## Aim of the task
Make an exact copy of the entries, and keep any pictures out of it.

## Supplied records
■ ■ ■ ■ ■ ■ ■

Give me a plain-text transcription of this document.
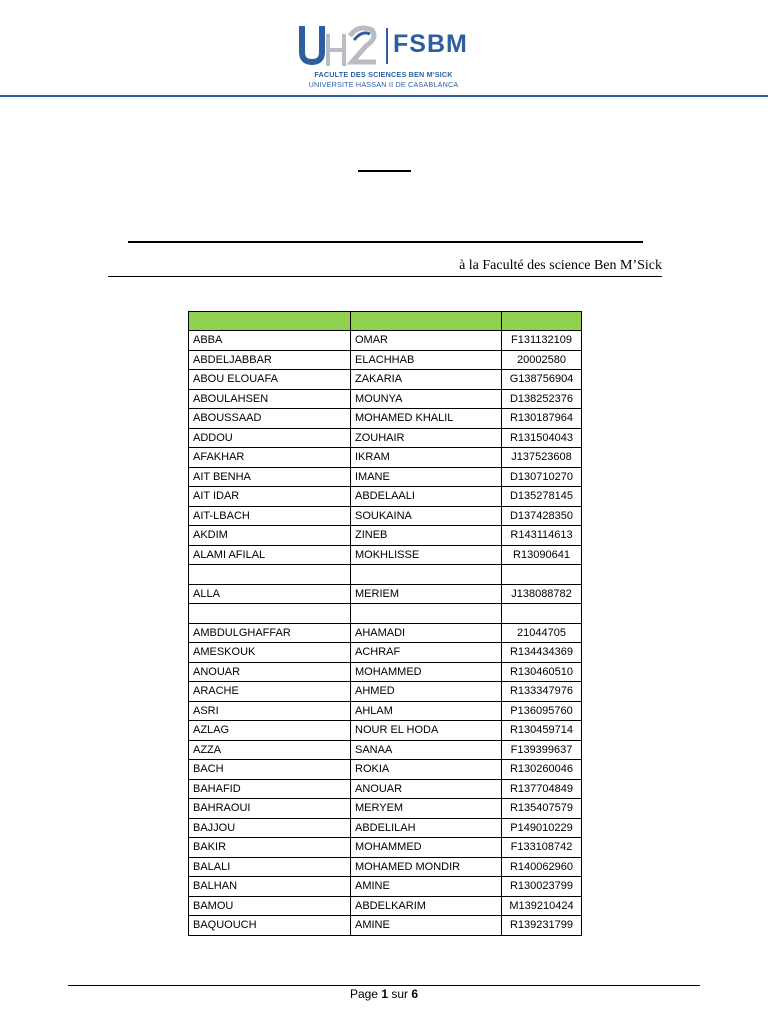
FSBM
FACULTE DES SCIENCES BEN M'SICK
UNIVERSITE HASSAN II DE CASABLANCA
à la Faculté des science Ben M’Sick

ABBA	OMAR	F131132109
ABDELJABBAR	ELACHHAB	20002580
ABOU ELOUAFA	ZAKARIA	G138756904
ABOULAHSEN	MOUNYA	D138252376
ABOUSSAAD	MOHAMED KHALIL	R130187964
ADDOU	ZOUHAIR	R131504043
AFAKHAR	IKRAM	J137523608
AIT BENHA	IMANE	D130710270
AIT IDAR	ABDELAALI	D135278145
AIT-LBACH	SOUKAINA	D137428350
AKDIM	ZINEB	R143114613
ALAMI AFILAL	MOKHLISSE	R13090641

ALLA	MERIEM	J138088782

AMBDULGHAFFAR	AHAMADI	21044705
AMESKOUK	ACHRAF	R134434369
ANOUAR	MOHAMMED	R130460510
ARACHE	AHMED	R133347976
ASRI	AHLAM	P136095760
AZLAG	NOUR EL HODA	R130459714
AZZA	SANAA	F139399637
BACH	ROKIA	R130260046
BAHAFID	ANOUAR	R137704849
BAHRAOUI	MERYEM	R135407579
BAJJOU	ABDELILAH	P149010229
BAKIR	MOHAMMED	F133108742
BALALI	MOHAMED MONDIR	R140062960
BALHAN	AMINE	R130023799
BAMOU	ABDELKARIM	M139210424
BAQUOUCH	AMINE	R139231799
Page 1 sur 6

■ ■ ■ ■ ■ ■ ■

## Problem solution
Give me a plain-text transcription of this document.
FSBM
FACULTE DES SCIENCES BEN M'SICK
UNIVERSITE HASSAN II DE CASABLANCA
à la Faculté des science Ben M’Sick

ABBA	OMAR	F131132109
ABDELJABBAR	ELACHHAB	20002580
ABOU ELOUAFA	ZAKARIA	G138756904
ABOULAHSEN	MOUNYA	D138252376
ABOUSSAAD	MOHAMED KHALIL	R130187964
ADDOU	ZOUHAIR	R131504043
AFAKHAR	IKRAM	J137523608
AIT BENHA	IMANE	D130710270
AIT IDAR	ABDELAALI	D135278145
AIT-LBACH	SOUKAINA	D137428350
AKDIM	ZINEB	R143114613
ALAMI AFILAL	MOKHLISSE	R13090641

ALLA	MERIEM	J138088782

AMBDULGHAFFAR	AHAMADI	21044705
AMESKOUK	ACHRAF	R134434369
ANOUAR	MOHAMMED	R130460510
ARACHE	AHMED	R133347976
ASRI	AHLAM	P136095760
AZLAG	NOUR EL HODA	R130459714
AZZA	SANAA	F139399637
BACH	ROKIA	R130260046
BAHAFID	ANOUAR	R137704849
BAHRAOUI	MERYEM	R135407579
BAJJOU	ABDELILAH	P149010229
BAKIR	MOHAMMED	F133108742
BALALI	MOHAMED MONDIR	R140062960
BALHAN	AMINE	R130023799
BAMOU	ABDELKARIM	M139210424
BAQUOUCH	AMINE	R139231799
Page 1 sur 6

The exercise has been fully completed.